--- Required work ---
Omit the pictures, then write out every entry exactly as it reads.

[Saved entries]
================

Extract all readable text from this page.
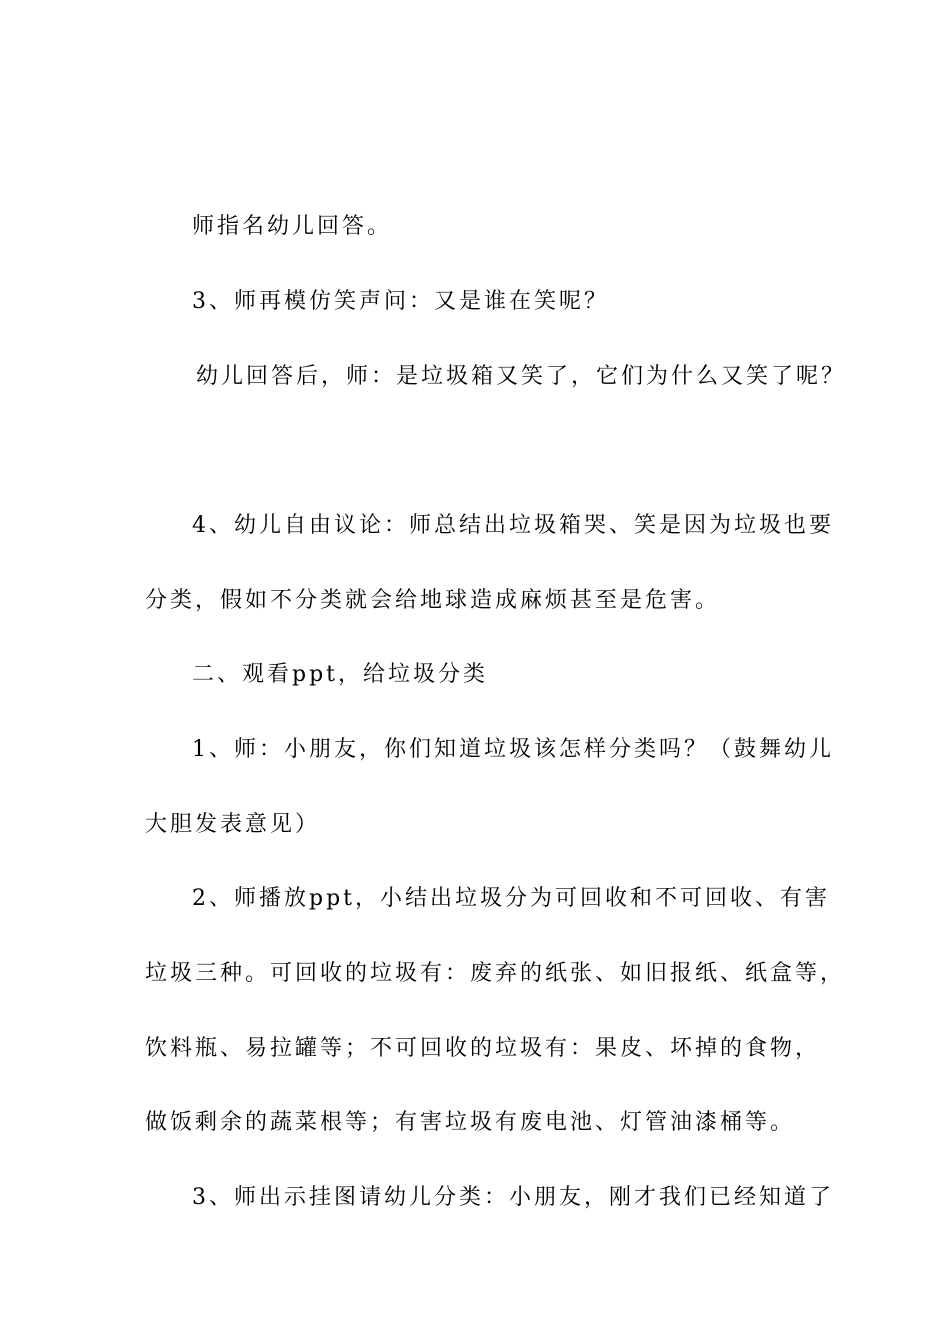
师指名幼儿回答。
3、师再模仿笑声问：又是谁在笑呢？
幼儿回答后，师：是垃圾箱又笑了，它们为什么又笑了呢？
4、幼儿自由议论：师总结出垃圾箱哭、笑是因为垃圾也要
分类，假如不分类就会给地球造成麻烦甚至是危害。
二、观看ppt，给垃圾分类
1、师：小朋友，你们知道垃圾该怎样分类吗？（鼓舞幼儿
大胆发表意见）
2、师播放ppt，小结出垃圾分为可回收和不可回收、有害
垃圾三种。可回收的垃圾有：废弃的纸张、如旧报纸、纸盒等，
饮料瓶、易拉罐等；不可回收的垃圾有：果皮、坏掉的食物，
做饭剩余的蔬菜根等；有害垃圾有废电池、灯管油漆桶等。
3、师出示挂图请幼儿分类：小朋友，刚才我们已经知道了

================

--- Written response ---
Extract all readable text from this page.
师指名幼儿回答。
3、师再模仿笑声问：又是谁在笑呢？
幼儿回答后，师：是垃圾箱又笑了，它们为什么又笑了呢？
4、幼儿自由议论：师总结出垃圾箱哭、笑是因为垃圾也要
分类，假如不分类就会给地球造成麻烦甚至是危害。
二、观看ppt，给垃圾分类
1、师：小朋友，你们知道垃圾该怎样分类吗？（鼓舞幼儿
大胆发表意见）
2、师播放ppt，小结出垃圾分为可回收和不可回收、有害
垃圾三种。可回收的垃圾有：废弃的纸张、如旧报纸、纸盒等，
饮料瓶、易拉罐等；不可回收的垃圾有：果皮、坏掉的食物，
做饭剩余的蔬菜根等；有害垃圾有废电池、灯管油漆桶等。
3、师出示挂图请幼儿分类：小朋友，刚才我们已经知道了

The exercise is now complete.